Dataset records
▬▬▬▬▬▬▬▬▬▬
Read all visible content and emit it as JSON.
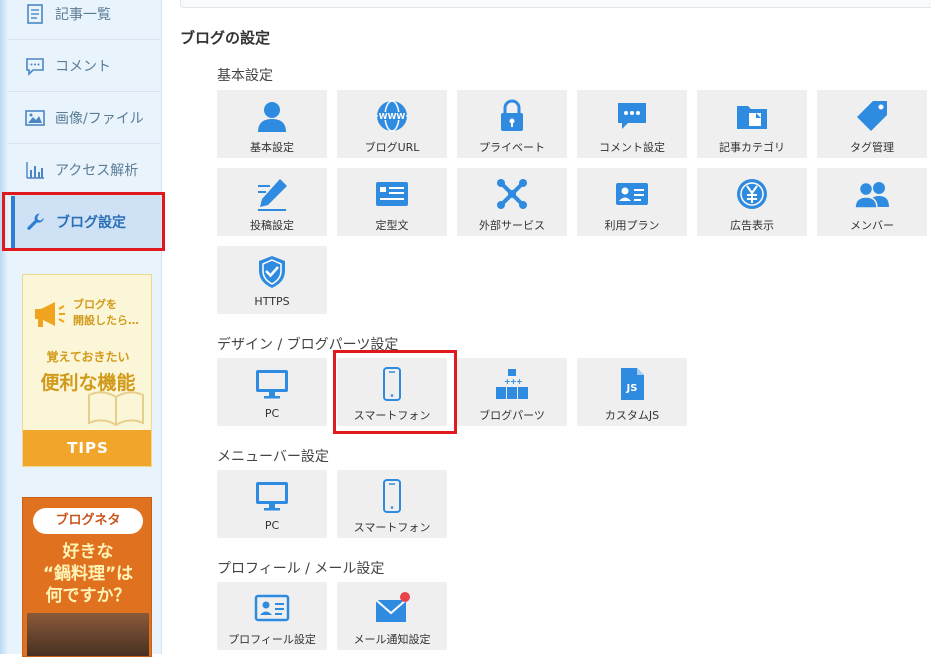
{
  "sidebar": {
    "items": [
      {
        "label": "記事一覧",
        "icon": "document-list-icon"
      },
      {
        "label": "コメント",
        "icon": "comment-icon"
      },
      {
        "label": "画像/ファイル",
        "icon": "image-icon"
      },
      {
        "label": "アクセス解析",
        "icon": "bar-chart-icon"
      },
      {
        "label": "ブログ設定",
        "icon": "wrench-icon",
        "active": true
      }
    ],
    "banner_tips": {
      "line1": "ブログを",
      "line2": "開設したら…",
      "line3": "覚えておきたい",
      "line4": "便利な機能",
      "footer": "TIPS"
    },
    "banner_neta": {
      "pill": "ブログネタ",
      "line1": "好きな",
      "line2": "“鍋料理”は",
      "line3": "何ですか？"
    }
  },
  "main": {
    "title": "ブログの設定",
    "sections": [
      {
        "title": "基本設定",
        "tiles": [
          "基本設定",
          "ブログURL",
          "プライベート",
          "コメント設定",
          "記事カテゴリ",
          "タグ管理",
          "投稿設定",
          "定型文",
          "外部サービス",
          "利用プラン",
          "広告表示",
          "メンバー",
          "HTTPS"
        ]
      },
      {
        "title": "デザイン / ブログパーツ設定",
        "tiles": [
          "PC",
          "スマートフォン",
          "ブログパーツ",
          "カスタムJS"
        ]
      },
      {
        "title": "メニューバー設定",
        "tiles": [
          "PC",
          "スマートフォン"
        ]
      },
      {
        "title": "プロフィール / メール設定",
        "tiles": [
          "プロフィール設定",
          "メール通知設定"
        ]
      }
    ]
  },
  "colors": {
    "accent": "#2d7fd3",
    "icon_blue": "#2f8be0",
    "highlight": "#e0191f",
    "tile_bg": "#efefef"
  }
}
▬▬▬▬▬▬▬▬▬▬
WHAT THE EXERCISE ASKS =
Keep the pictures out and write out the records exactly.

THE SOLUTION =
Read all visible content and emit it as JSON.
{
  "sidebar": {
    "items": [
      {
        "label": "記事一覧",
        "icon": "document-list-icon"
      },
      {
        "label": "コメント",
        "icon": "comment-icon"
      },
      {
        "label": "画像/ファイル",
        "icon": "image-icon"
      },
      {
        "label": "アクセス解析",
        "icon": "bar-chart-icon"
      },
      {
        "label": "ブログ設定",
        "icon": "wrench-icon",
        "active": true
      }
    ],
    "banner_tips": {
      "line1": "ブログを",
      "line2": "開設したら…",
      "line3": "覚えておきたい",
      "line4": "便利な機能",
      "footer": "TIPS"
    },
    "banner_neta": {
      "pill": "ブログネタ",
      "line1": "好きな",
      "line2": "“鍋料理”は",
      "line3": "何ですか？"
    }
  },
  "main": {
    "title": "ブログの設定",
    "sections": [
      {
        "title": "基本設定",
        "tiles": [
          "基本設定",
          "ブログURL",
          "プライベート",
          "コメント設定",
          "記事カテゴリ",
          "タグ管理",
          "投稿設定",
          "定型文",
          "外部サービス",
          "利用プラン",
          "広告表示",
          "メンバー",
          "HTTPS"
        ]
      },
      {
        "title": "デザイン / ブログパーツ設定",
        "tiles": [
          "PC",
          "スマートフォン",
          "ブログパーツ",
          "カスタムJS"
        ]
      },
      {
        "title": "メニューバー設定",
        "tiles": [
          "PC",
          "スマートフォン"
        ]
      },
      {
        "title": "プロフィール / メール設定",
        "tiles": [
          "プロフィール設定",
          "メール通知設定"
        ]
      }
    ]
  },
  "colors": {
    "accent": "#2d7fd3",
    "icon_blue": "#2f8be0",
    "highlight": "#e0191f",
    "tile_bg": "#efefef"
  }
}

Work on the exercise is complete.